## [Data to process]
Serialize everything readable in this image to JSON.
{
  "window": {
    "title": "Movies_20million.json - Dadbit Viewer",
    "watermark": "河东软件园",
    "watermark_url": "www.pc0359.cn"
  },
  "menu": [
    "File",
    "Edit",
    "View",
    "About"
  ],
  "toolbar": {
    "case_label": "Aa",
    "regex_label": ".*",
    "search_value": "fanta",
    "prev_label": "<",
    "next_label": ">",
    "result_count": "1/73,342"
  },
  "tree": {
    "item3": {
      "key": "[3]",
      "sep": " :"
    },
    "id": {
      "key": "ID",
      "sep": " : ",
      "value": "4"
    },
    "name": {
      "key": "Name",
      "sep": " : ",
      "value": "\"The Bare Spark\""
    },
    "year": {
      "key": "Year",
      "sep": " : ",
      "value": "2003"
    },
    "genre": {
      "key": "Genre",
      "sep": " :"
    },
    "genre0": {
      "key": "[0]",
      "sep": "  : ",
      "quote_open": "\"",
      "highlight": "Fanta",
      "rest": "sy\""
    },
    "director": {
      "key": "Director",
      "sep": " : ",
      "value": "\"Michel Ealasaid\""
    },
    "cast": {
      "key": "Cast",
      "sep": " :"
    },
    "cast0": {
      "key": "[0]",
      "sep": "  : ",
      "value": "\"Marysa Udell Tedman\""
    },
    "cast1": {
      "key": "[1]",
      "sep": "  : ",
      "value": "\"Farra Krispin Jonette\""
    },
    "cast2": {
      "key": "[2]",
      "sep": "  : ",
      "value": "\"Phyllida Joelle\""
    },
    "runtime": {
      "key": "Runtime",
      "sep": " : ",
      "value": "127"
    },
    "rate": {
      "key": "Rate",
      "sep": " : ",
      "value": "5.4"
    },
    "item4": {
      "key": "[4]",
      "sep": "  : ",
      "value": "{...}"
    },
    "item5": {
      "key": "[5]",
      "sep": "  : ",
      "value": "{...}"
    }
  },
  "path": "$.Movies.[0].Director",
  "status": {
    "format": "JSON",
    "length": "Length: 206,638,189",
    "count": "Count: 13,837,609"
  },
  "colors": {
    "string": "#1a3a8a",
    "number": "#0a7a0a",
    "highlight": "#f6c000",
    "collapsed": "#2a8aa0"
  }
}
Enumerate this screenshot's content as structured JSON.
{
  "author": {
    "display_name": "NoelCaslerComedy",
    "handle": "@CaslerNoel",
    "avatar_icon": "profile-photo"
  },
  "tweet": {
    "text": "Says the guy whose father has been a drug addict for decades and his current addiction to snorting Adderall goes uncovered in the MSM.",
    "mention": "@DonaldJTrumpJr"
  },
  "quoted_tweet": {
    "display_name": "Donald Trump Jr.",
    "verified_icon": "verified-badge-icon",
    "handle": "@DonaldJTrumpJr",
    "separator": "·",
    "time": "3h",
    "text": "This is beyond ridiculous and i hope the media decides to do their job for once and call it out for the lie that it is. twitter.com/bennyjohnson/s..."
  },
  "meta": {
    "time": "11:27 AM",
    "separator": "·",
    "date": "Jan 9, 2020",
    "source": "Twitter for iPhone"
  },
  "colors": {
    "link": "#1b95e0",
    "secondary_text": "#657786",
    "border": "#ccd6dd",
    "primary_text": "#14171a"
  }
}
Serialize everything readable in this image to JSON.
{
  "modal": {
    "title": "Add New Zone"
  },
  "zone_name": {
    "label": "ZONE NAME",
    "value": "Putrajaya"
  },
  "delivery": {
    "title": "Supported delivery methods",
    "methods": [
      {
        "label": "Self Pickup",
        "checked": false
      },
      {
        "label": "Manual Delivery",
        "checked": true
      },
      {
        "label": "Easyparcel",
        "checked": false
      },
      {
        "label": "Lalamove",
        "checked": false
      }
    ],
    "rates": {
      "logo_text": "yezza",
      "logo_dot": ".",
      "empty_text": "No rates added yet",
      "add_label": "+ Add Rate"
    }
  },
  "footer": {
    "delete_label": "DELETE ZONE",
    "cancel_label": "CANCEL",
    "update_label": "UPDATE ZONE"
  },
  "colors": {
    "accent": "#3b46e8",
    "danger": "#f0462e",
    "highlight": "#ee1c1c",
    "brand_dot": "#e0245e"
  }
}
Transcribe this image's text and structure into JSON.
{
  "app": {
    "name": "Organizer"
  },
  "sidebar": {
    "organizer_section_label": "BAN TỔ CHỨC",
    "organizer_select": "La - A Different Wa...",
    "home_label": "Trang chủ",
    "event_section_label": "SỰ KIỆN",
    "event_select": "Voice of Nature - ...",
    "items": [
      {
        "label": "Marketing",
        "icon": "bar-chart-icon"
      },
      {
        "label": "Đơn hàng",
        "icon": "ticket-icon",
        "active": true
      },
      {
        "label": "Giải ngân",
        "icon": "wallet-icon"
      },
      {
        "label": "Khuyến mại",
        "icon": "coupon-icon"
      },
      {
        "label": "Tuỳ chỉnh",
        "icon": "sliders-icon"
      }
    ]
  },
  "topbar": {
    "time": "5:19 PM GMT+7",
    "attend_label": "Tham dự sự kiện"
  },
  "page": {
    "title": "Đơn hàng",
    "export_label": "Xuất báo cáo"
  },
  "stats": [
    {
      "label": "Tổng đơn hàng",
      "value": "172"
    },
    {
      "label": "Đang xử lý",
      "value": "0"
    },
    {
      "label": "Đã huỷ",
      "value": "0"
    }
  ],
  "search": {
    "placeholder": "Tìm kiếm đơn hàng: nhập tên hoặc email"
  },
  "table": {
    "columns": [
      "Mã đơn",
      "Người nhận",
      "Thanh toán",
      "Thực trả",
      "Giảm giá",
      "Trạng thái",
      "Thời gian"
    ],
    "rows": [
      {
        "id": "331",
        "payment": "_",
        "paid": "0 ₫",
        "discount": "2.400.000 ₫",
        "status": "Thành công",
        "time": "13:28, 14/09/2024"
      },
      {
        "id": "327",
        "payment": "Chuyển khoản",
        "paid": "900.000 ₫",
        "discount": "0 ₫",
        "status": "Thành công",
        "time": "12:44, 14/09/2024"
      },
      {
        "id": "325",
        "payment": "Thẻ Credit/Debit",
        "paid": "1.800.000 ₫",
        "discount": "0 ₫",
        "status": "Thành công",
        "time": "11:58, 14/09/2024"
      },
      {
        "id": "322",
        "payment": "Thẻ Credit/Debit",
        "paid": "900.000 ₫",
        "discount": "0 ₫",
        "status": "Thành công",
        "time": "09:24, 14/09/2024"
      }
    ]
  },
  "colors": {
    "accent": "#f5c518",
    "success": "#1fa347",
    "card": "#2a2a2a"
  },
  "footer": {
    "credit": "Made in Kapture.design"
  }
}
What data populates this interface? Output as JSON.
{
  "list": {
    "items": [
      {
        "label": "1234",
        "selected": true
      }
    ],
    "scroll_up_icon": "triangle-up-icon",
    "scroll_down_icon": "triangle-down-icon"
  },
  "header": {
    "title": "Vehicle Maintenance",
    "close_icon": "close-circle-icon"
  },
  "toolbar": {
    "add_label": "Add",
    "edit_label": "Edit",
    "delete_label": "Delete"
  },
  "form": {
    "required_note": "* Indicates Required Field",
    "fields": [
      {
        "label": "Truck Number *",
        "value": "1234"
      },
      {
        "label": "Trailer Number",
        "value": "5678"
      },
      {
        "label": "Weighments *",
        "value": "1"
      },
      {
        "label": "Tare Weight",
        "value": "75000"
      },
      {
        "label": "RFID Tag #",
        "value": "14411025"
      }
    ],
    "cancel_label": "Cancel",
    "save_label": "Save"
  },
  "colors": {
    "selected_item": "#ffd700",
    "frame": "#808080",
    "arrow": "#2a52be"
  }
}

## [Work required]
Go through the records and gather the lines that hold "DonaldJTrumpJr".

## [Written answer]
    "mention": "@DonaldJTrumpJr"
    "handle": "@DonaldJTrumpJr",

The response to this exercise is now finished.